**What to work on**
Scan the entries below. List each line with "Honey".

─── Records for this exercise

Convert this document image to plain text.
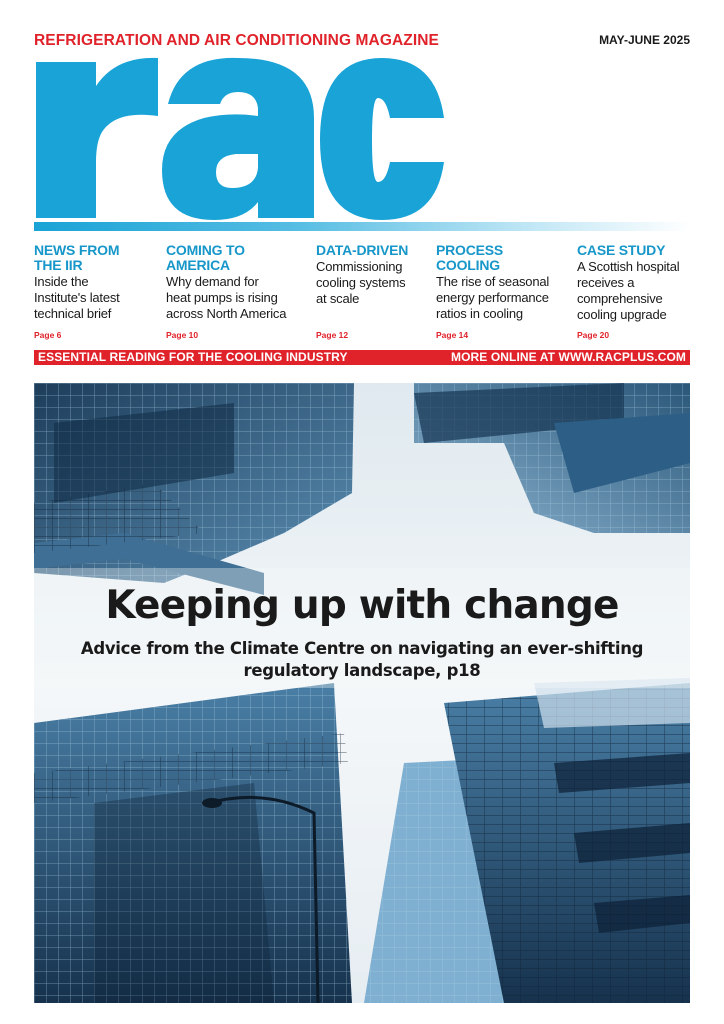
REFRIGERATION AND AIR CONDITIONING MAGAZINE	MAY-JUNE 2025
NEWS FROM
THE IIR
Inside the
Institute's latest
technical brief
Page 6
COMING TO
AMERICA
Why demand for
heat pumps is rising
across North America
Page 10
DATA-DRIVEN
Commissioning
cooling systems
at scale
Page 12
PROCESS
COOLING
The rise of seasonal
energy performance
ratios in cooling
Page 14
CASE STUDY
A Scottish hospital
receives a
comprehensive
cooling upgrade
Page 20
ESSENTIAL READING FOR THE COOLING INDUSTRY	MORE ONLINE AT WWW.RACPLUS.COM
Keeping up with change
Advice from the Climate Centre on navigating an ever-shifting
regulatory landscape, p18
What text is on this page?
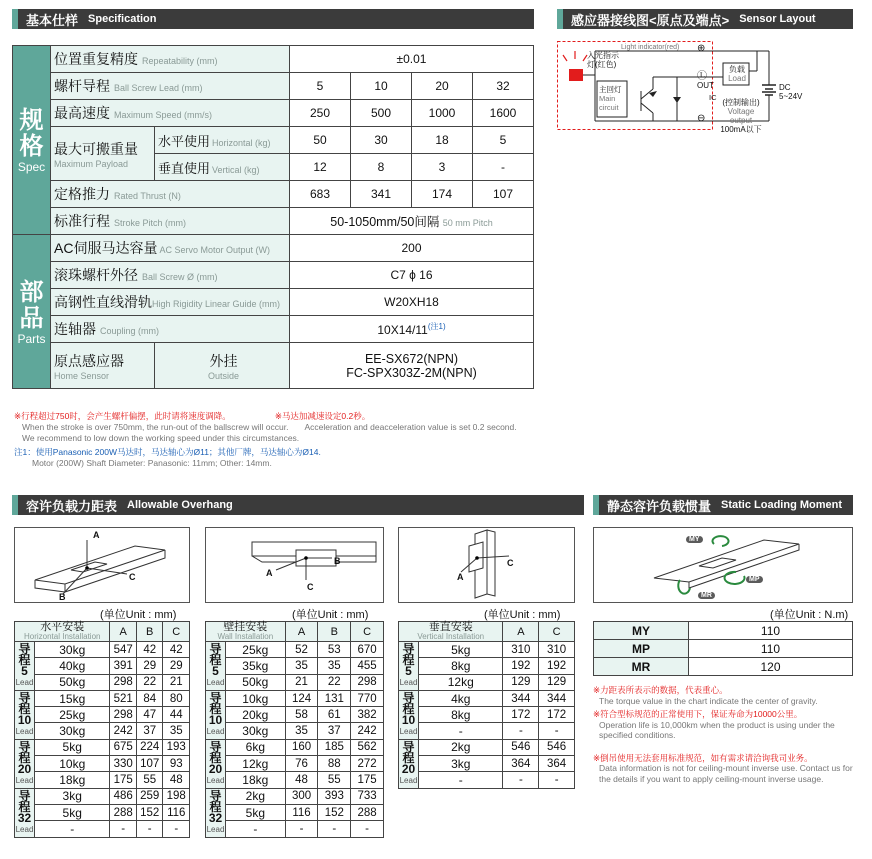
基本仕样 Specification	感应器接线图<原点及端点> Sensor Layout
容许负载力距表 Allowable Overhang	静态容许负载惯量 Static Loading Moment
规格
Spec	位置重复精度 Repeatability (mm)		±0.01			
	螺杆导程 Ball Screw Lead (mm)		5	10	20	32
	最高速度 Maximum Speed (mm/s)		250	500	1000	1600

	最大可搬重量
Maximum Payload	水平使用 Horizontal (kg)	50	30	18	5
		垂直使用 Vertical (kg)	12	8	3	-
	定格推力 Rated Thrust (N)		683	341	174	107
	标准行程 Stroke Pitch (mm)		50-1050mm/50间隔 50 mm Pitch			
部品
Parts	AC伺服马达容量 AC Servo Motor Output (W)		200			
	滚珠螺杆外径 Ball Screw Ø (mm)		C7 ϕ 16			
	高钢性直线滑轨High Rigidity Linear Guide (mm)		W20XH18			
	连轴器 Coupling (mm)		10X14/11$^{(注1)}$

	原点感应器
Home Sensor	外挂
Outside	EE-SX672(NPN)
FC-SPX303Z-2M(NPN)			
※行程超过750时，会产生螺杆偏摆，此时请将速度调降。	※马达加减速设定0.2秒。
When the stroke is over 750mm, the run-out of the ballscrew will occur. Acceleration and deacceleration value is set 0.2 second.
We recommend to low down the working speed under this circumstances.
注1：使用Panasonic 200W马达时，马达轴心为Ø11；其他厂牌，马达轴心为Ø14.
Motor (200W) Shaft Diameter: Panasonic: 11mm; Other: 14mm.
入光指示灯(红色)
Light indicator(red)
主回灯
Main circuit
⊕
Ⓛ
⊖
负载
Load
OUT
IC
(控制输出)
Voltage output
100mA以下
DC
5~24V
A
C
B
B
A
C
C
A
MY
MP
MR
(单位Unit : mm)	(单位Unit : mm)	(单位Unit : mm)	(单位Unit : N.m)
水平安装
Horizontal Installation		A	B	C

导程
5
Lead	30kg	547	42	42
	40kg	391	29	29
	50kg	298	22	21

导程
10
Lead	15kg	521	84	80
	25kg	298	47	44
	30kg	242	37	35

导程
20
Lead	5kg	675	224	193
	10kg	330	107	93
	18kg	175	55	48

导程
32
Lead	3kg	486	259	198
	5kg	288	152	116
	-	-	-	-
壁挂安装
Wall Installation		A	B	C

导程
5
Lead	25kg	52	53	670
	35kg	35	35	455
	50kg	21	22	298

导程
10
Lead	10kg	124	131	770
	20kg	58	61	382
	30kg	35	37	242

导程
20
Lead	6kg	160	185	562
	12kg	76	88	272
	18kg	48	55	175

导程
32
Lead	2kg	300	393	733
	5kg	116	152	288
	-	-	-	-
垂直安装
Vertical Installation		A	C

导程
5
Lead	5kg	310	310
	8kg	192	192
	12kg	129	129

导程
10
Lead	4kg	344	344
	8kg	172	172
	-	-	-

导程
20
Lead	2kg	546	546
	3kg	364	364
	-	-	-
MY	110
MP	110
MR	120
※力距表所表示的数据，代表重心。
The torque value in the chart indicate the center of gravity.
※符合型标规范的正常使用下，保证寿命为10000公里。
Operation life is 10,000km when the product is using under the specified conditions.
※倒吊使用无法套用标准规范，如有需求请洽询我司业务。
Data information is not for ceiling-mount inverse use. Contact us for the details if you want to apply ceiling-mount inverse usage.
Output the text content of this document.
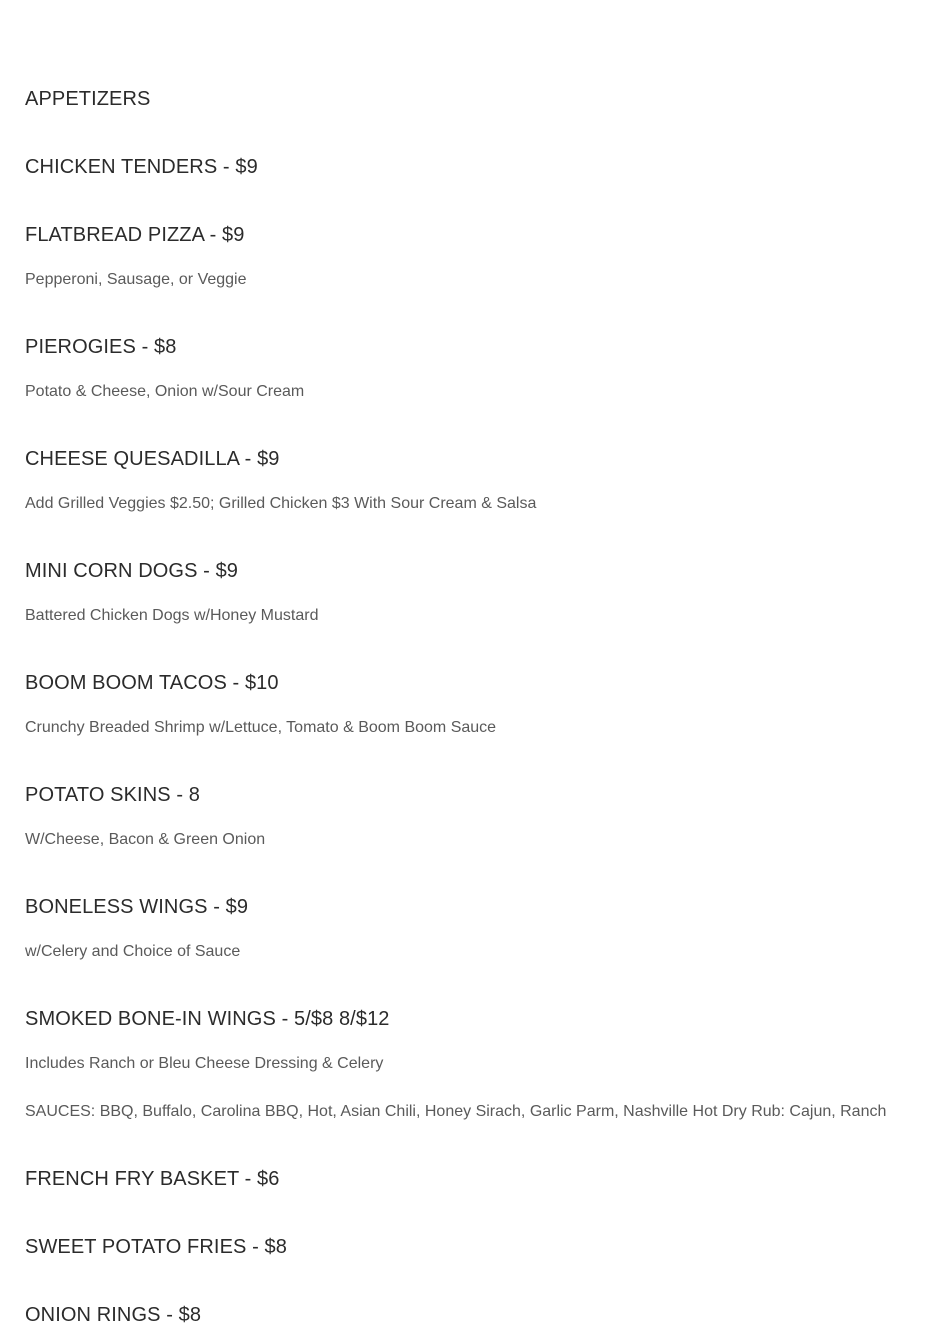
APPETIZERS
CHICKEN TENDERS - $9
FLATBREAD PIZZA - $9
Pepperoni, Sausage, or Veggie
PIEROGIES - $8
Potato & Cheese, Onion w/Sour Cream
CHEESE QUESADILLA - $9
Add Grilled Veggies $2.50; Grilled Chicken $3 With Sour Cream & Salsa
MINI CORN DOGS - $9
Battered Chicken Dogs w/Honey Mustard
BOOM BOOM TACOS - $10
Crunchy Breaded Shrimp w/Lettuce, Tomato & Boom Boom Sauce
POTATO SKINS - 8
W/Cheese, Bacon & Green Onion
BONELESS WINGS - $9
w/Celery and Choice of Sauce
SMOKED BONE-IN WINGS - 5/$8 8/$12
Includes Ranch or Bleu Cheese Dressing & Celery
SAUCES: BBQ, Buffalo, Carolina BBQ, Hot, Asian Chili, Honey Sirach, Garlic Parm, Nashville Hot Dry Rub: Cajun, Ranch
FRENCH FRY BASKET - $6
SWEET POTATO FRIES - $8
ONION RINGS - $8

──────
─── Records for this exercise

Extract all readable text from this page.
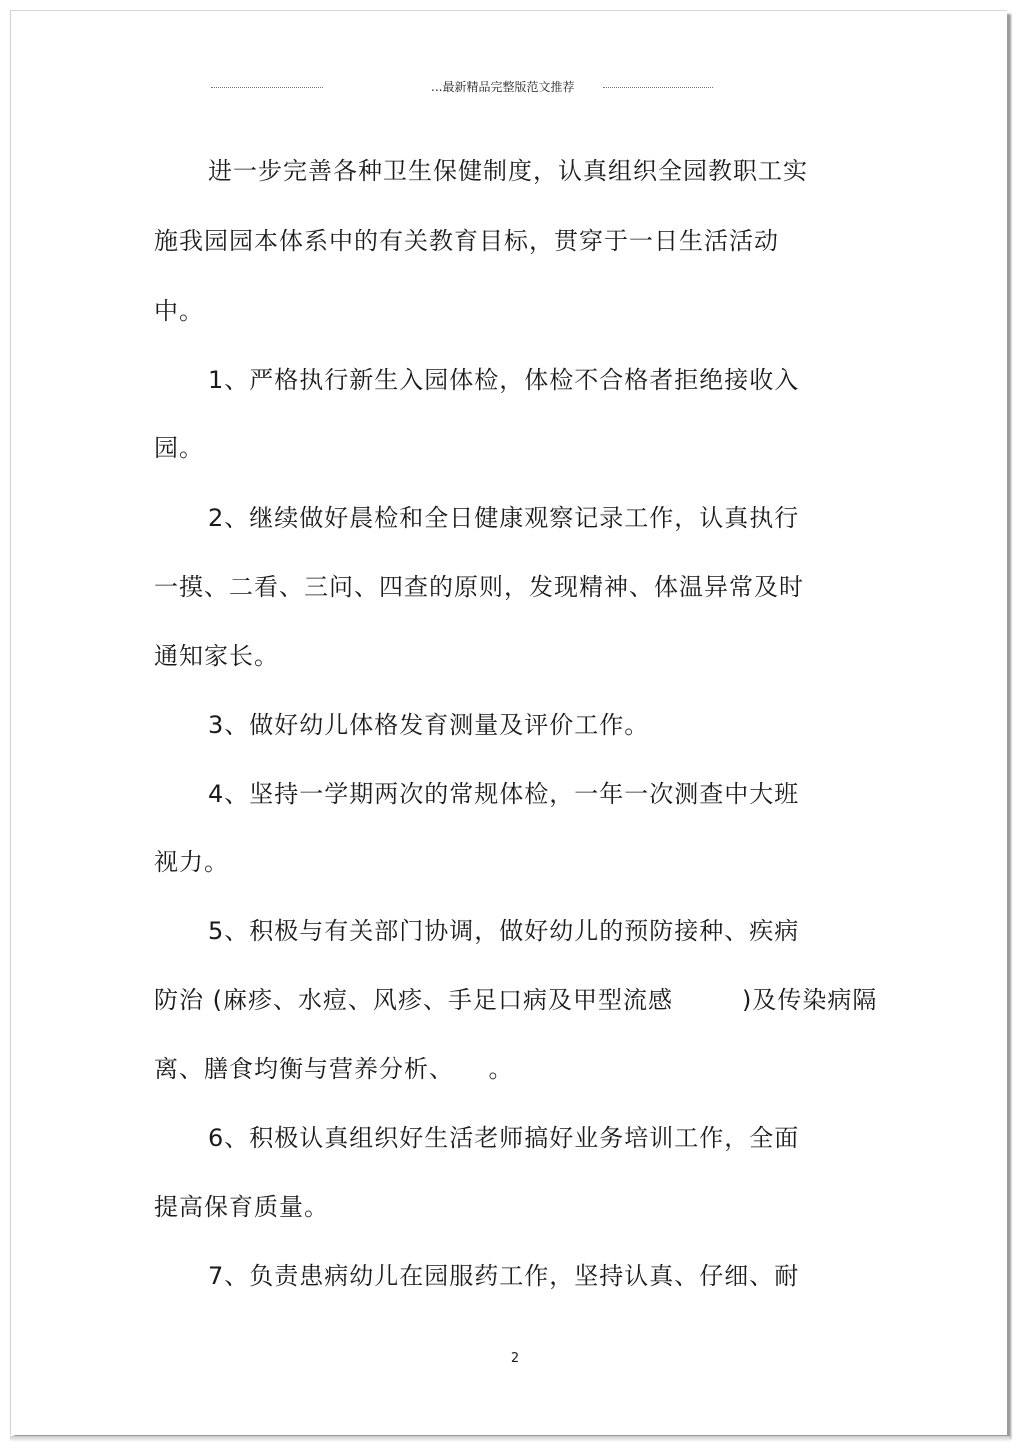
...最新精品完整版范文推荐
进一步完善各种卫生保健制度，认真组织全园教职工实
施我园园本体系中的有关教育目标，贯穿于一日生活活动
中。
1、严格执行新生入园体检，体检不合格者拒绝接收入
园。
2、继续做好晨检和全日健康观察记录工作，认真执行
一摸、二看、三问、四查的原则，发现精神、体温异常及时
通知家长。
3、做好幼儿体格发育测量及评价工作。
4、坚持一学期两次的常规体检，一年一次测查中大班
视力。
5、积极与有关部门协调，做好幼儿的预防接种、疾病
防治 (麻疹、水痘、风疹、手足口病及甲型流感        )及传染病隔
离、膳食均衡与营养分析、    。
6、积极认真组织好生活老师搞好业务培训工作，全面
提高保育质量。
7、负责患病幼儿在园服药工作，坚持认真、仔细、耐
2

──────

**Response**
Battered Chicken Dogs w/Honey Mustard
SAUCES: BBQ, Buffalo, Carolina BBQ, Hot, Asian Chili, Honey Sirach, Garlic Parm, Nashville Hot Dry Rub: Cajun, Ranch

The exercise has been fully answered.